Dataset items
[START]
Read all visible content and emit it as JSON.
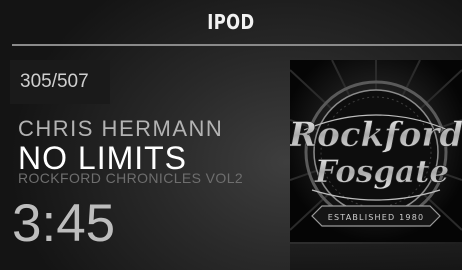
{
  "header": {
    "title": "IPOD"
  },
  "now_playing": {
    "track_counter": "305/507",
    "artist": "CHRIS HERMANN",
    "song": "NO LIMITS",
    "album": "ROCKFORD CHRONICLES VOL2",
    "elapsed_time": "3:45"
  },
  "album_art": {
    "logo_line1": "Rockford",
    "logo_line2": "Fosgate",
    "logo_banner": "ESTABLISHED 1980"
  }
}
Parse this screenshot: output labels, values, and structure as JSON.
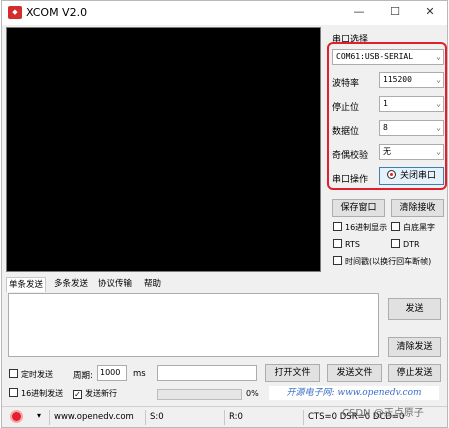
{
  "window": {
    "title": "XCOM V2.0",
    "logo_icon": "xcom-logo-icon",
    "minimize": "—",
    "maximize": "☐",
    "close": "✕"
  },
  "serial": {
    "group_label": "串口选择",
    "port": "COM61:USB-SERIAL",
    "baud_label": "波特率",
    "baud": "115200",
    "stopbits_label": "停止位",
    "stopbits": "1",
    "databits_label": "数据位",
    "databits": "8",
    "parity_label": "奇偶校验",
    "parity": "无",
    "operation_label": "串口操作",
    "close_port_button": "关闭串口",
    "highlight_color": "#e2202d"
  },
  "receive": {
    "save_window_button": "保存窗口",
    "clear_receive_button": "清除接收",
    "hex_display": "16进制显示",
    "white_bg_black": "白底黑字",
    "rts": "RTS",
    "dtr": "DTR",
    "timestamp": "时间戳(以换行回车断帧)"
  },
  "tabs": [
    "单条发送",
    "多条发送",
    "协议传输",
    "帮助"
  ],
  "send": {
    "send_button": "发送",
    "clear_send_button": "清除发送",
    "timed_send": "定时发送",
    "period_label": "周期:",
    "period_value": "1000",
    "period_unit": "ms",
    "open_file_button": "打开文件",
    "send_file_button": "发送文件",
    "stop_send_button": "停止发送",
    "hex_send": "16进制发送",
    "newline_send": "发送新行",
    "progress_percent": "0%",
    "progress_value": 0,
    "website_banner": "开源电子网: www.openedv.com"
  },
  "status": {
    "gear_icon": "gear-icon",
    "dropdown": "▾",
    "url": "www.openedv.com",
    "sent": "S:0",
    "received": "R:0",
    "lines": "CTS=0 DSR=0 DCD=0"
  },
  "watermark": "CSDN @正点原子"
}
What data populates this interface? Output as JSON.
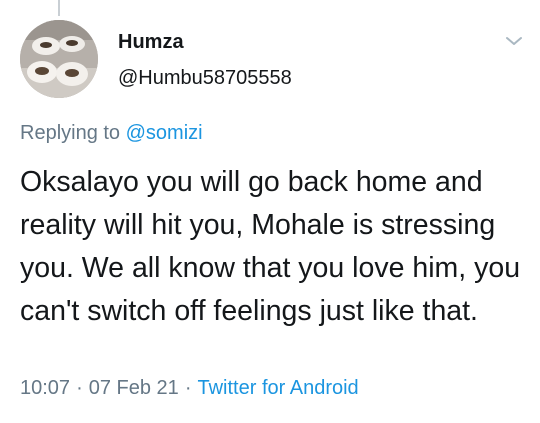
{
  "tweet": {
    "author": {
      "display_name": "Humza",
      "handle": "@Humbu58705558"
    },
    "replying_to": {
      "prefix": "Replying to",
      "mention": "@somizi"
    },
    "text": "Oksalayo you will go back home and reality will hit you, Mohale is stressing you. We all know that you love him, you can't switch off feelings just like that.",
    "time": "10:07",
    "date": "07 Feb 21",
    "separator": "·",
    "source": "Twitter for Android"
  },
  "icons": {
    "menu": "chevron-down-icon"
  },
  "colors": {
    "text_primary": "#14171a",
    "text_secondary": "#657786",
    "link": "#1b95e0",
    "thread_line": "#c9cfd4"
  }
}
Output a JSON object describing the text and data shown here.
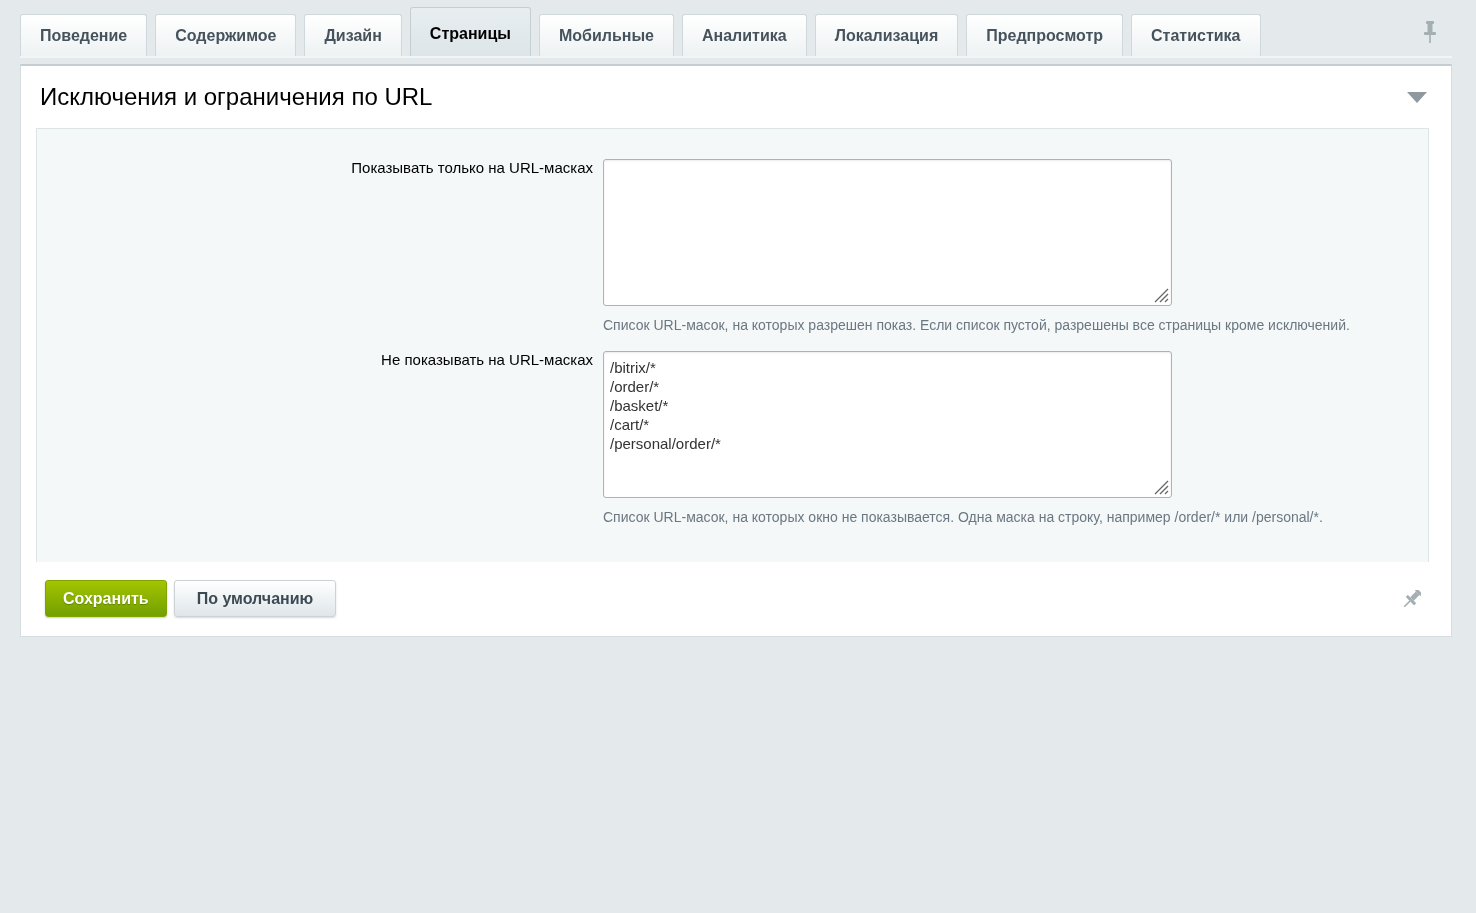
{
  "tabs": [
    {
      "label": "Поведение",
      "selected": false
    },
    {
      "label": "Содержимое",
      "selected": false
    },
    {
      "label": "Дизайн",
      "selected": false
    },
    {
      "label": "Страницы",
      "selected": true
    },
    {
      "label": "Мобильные",
      "selected": false
    },
    {
      "label": "Аналитика",
      "selected": false
    },
    {
      "label": "Локализация",
      "selected": false
    },
    {
      "label": "Предпросмотр",
      "selected": false
    },
    {
      "label": "Статистика",
      "selected": false
    }
  ],
  "section": {
    "title": "Исключения и ограничения по URL",
    "expanded": true,
    "fields": [
      {
        "label": "Показывать только на URL-масках",
        "hint": "Список URL-масок, на которых разрешен показ. Если список пустой, разрешены все страницы кроме исключений."
      },
      {
        "label": "Не показывать на URL-масках",
        "value": "/bitrix/*\n/order/*\n/basket/*\n/cart/*\n/personal/order/*",
        "hint": "Список URL-масок, на которых окно не показывается. Одна маска на строку, например /order/* или /personal/*."
      }
    ]
  },
  "buttons": [
    {
      "label": "Сохранить",
      "kind": "primary"
    },
    {
      "label": "По умолчанию",
      "kind": "default"
    }
  ]
}
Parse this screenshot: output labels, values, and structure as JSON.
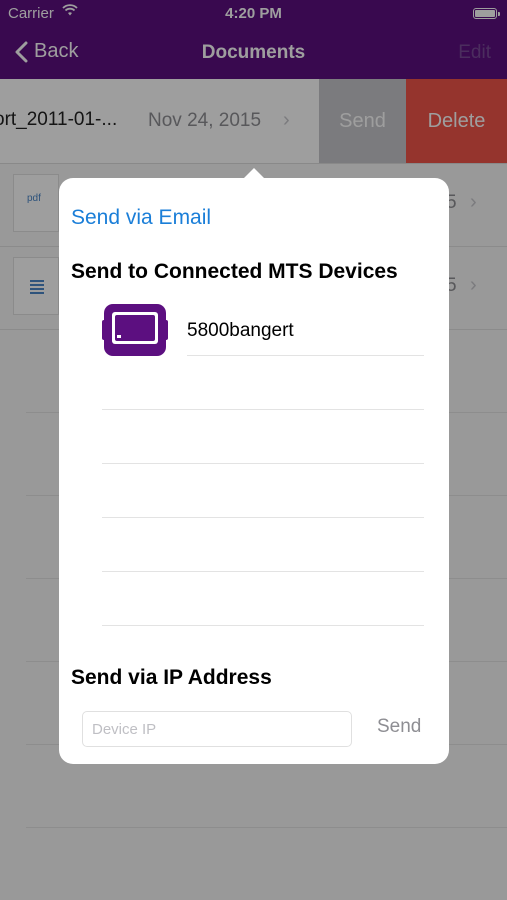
[END]
## [Objective]
Set down every entry word for word, but omit the pictures.

## [Correct response]
Read all visible content and emit it as JSON.
{
  "header": {
    "title": "IPOD"
  },
  "now_playing": {
    "track_counter": "305/507",
    "artist": "CHRIS HERMANN",
    "song": "NO LIMITS",
    "album": "ROCKFORD CHRONICLES VOL2",
    "elapsed_time": "3:45"
  },
  "album_art": {
    "logo_line1": "Rockford",
    "logo_line2": "Fosgate",
    "logo_banner": "ESTABLISHED 1980"
  }
}
Parse this screenshot: output labels, values, and structure as JSON.
{
  "window": {
    "title": "XCOM V2.0",
    "logo_icon": "xcom-logo-icon",
    "minimize": "—",
    "maximize": "☐",
    "close": "✕"
  },
  "serial": {
    "group_label": "串口选择",
    "port": "COM61:USB-SERIAL",
    "baud_label": "波特率",
    "baud": "115200",
    "stopbits_label": "停止位",
    "stopbits": "1",
    "databits_label": "数据位",
    "databits": "8",
    "parity_label": "奇偶校验",
    "parity": "无",
    "operation_label": "串口操作",
    "close_port_button": "关闭串口",
    "highlight_color": "#e2202d"
  },
  "receive": {
    "save_window_button": "保存窗口",
    "clear_receive_button": "清除接收",
    "hex_display": "16进制显示",
    "white_bg_black": "白底黑字",
    "rts": "RTS",
    "dtr": "DTR",
    "timestamp": "时间戳(以换行回车断帧)"
  },
  "tabs": [
    "单条发送",
    "多条发送",
    "协议传输",
    "帮助"
  ],
  "send": {
    "send_button": "发送",
    "clear_send_button": "清除发送",
    "timed_send": "定时发送",
    "period_label": "周期:",
    "period_value": "1000",
    "period_unit": "ms",
    "open_file_button": "打开文件",
    "send_file_button": "发送文件",
    "stop_send_button": "停止发送",
    "hex_send": "16进制发送",
    "newline_send": "发送新行",
    "progress_percent": "0%",
    "progress_value": 0,
    "website_banner": "开源电子网: www.openedv.com"
  },
  "status": {
    "gear_icon": "gear-icon",
    "dropdown": "▾",
    "url": "www.openedv.com",
    "sent": "S:0",
    "received": "R:0",
    "lines": "CTS=0 DSR=0 DCD=0"
  },
  "watermark": "CSDN @正点原子"
}
What data populates this interface? Output as JSON.
{
  "tweet": {
    "author": {
      "display_name": "Humza",
      "handle": "@Humbu58705558"
    },
    "replying_to": {
      "prefix": "Replying to",
      "mention": "@somizi"
    },
    "text": "Oksalayo you will go back home and reality will hit you, Mohale is stressing you. We all know that you love him, you can't switch off feelings just like that.",
    "time": "10:07",
    "date": "07 Feb 21",
    "separator": "·",
    "source": "Twitter for Android"
  },
  "icons": {
    "menu": "chevron-down-icon"
  },
  "colors": {
    "text_primary": "#14171a",
    "text_secondary": "#657786",
    "link": "#1b95e0",
    "thread_line": "#c9cfd4"
  }
}
Output a JSON object describing the text and data shown here.
{
  "tabs": [
    {
      "label": "Поведение",
      "selected": false
    },
    {
      "label": "Содержимое",
      "selected": false
    },
    {
      "label": "Дизайн",
      "selected": false
    },
    {
      "label": "Страницы",
      "selected": true
    },
    {
      "label": "Мобильные",
      "selected": false
    },
    {
      "label": "Аналитика",
      "selected": false
    },
    {
      "label": "Локализация",
      "selected": false
    },
    {
      "label": "Предпросмотр",
      "selected": false
    },
    {
      "label": "Статистика",
      "selected": false
    }
  ],
  "section": {
    "title": "Исключения и ограничения по URL",
    "expanded": true,
    "fields": [
      {
        "label": "Показывать только на URL-масках",
        "hint": "Список URL-масок, на которых разрешен показ. Если список пустой, разрешены все страницы кроме исключений."
      },
      {
        "label": "Не показывать на URL-масках",
        "value": "/bitrix/*\n/order/*\n/basket/*\n/cart/*\n/personal/order/*",
        "hint": "Список URL-масок, на которых окно не показывается. Одна маска на строку, например /order/* или /personal/*."
      }
    ]
  },
  "buttons": [
    {
      "label": "Сохранить",
      "kind": "primary"
    },
    {
      "label": "По умолчанию",
      "kind": "default"
    }
  ]
}
Parse this screenshot: output labels, values, and structure as JSON.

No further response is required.